▶ What you have to do
Across the listing below, how many lines include the word "Report"? The answer is that number, with nothing added.

━━━━━ Input records ━━━━━

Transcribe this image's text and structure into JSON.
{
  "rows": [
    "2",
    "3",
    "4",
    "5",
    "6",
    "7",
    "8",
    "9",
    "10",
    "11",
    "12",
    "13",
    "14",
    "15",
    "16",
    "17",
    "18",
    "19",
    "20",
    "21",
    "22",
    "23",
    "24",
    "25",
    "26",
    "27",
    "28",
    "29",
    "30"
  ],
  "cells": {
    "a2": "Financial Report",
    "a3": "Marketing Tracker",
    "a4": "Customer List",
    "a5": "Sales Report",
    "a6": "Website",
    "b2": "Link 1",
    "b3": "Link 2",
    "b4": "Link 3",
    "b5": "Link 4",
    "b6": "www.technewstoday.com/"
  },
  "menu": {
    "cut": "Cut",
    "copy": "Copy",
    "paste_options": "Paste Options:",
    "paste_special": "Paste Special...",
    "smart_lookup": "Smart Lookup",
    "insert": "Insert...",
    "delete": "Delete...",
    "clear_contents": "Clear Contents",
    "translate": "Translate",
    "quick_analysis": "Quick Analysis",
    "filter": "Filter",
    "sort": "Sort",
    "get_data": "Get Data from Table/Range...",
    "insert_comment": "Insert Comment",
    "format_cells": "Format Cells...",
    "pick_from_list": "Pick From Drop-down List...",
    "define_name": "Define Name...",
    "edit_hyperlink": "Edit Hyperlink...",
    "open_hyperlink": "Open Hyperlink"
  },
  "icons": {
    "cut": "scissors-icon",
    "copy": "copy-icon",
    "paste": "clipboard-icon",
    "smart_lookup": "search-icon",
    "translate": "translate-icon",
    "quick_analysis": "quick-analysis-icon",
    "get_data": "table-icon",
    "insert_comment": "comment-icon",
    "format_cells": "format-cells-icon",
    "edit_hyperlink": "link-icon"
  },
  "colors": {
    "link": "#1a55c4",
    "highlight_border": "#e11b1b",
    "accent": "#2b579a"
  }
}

━━━━━

▶ Task response
2